------ Records supplied
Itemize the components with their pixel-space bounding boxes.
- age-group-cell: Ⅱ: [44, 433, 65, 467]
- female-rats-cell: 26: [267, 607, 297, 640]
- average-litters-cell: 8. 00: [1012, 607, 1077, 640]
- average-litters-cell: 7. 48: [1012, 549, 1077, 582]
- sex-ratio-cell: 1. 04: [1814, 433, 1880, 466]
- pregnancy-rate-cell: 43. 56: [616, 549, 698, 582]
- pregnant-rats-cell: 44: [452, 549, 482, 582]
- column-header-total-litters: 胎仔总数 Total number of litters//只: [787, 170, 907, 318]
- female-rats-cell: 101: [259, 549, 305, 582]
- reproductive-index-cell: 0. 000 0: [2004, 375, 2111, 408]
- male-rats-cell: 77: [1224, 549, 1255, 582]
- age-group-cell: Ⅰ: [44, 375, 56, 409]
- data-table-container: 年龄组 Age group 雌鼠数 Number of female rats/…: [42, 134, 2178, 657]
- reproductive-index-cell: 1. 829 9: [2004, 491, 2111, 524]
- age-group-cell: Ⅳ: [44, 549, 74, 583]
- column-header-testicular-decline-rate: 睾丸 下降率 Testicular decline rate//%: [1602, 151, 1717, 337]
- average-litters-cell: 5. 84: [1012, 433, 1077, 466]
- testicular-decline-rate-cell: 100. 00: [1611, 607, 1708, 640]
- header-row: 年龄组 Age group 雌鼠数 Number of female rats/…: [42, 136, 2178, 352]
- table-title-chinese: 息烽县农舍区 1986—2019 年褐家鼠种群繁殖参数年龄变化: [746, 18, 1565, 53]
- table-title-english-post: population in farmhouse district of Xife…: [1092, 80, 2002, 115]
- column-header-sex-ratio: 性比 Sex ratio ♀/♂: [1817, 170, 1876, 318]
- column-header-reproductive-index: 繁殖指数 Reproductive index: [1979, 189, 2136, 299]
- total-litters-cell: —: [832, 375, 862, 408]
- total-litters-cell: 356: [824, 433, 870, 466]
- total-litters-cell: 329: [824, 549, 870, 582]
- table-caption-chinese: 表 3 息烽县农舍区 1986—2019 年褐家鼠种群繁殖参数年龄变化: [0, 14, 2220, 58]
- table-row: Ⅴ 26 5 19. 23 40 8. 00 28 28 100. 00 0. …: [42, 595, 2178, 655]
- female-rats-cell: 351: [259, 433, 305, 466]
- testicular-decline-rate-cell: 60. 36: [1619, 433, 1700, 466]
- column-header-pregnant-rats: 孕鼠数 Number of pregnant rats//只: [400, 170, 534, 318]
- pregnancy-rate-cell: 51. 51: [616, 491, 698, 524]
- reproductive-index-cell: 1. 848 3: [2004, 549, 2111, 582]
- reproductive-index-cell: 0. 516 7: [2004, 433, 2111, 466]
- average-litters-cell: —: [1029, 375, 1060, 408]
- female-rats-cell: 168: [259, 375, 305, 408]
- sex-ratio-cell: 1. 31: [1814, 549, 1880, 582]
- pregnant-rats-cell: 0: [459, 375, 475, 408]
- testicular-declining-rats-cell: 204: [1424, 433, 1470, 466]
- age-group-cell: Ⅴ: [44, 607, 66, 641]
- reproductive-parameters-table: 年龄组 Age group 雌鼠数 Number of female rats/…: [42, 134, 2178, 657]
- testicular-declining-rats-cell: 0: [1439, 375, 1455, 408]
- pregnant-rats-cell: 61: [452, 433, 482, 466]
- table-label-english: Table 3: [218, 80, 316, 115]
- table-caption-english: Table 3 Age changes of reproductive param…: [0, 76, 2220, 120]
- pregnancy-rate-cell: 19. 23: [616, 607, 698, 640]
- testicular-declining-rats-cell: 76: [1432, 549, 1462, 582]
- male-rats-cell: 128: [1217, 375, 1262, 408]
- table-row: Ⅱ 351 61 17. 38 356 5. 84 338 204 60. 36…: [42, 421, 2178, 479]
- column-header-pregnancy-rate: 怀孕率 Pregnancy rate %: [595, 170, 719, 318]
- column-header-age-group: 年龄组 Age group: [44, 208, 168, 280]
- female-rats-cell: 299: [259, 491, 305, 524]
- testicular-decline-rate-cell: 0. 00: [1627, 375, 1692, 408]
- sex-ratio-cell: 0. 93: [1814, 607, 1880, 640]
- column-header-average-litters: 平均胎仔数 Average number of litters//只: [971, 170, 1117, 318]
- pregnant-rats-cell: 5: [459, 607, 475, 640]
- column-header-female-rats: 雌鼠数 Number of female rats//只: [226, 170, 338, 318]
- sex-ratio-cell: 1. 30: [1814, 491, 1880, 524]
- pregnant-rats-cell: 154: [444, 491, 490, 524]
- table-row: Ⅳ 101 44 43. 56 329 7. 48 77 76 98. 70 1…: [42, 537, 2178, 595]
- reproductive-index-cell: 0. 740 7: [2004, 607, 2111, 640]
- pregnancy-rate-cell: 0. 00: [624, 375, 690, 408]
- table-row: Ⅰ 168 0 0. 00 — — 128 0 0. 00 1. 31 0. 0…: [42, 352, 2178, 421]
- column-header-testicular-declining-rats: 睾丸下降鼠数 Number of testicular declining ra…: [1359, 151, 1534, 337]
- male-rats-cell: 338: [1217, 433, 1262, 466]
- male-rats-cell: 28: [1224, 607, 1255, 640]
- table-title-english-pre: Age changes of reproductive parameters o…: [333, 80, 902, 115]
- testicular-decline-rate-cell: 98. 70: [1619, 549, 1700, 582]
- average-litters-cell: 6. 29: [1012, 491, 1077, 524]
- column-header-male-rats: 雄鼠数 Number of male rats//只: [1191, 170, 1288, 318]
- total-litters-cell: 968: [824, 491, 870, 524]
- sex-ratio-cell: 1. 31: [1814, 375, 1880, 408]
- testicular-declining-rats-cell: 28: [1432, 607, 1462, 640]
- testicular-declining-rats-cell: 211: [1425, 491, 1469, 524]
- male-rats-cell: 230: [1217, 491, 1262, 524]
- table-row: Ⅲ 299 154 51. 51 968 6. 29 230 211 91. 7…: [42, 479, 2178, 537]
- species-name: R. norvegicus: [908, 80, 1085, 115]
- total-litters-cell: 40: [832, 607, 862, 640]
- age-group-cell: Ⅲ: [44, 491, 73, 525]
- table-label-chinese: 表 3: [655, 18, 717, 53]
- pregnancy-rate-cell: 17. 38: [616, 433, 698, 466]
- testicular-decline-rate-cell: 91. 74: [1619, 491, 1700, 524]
------------
Job: Reproduce word for word the lines of the records from the very first line through the line containing "- pregnancy-rate-cell: 43.", including both of those lines.

The result:
Itemize the components with their pixel-space bounding boxes.
- age-group-cell: Ⅱ: [44, 433, 65, 467]
- female-rats-cell: 26: [267, 607, 297, 640]
- average-litters-cell: 8. 00: [1012, 607, 1077, 640]
- average-litters-cell: 7. 48: [1012, 549, 1077, 582]
- sex-ratio-cell: 1. 04: [1814, 433, 1880, 466]
- pregnancy-rate-cell: 43. 56: [616, 549, 698, 582]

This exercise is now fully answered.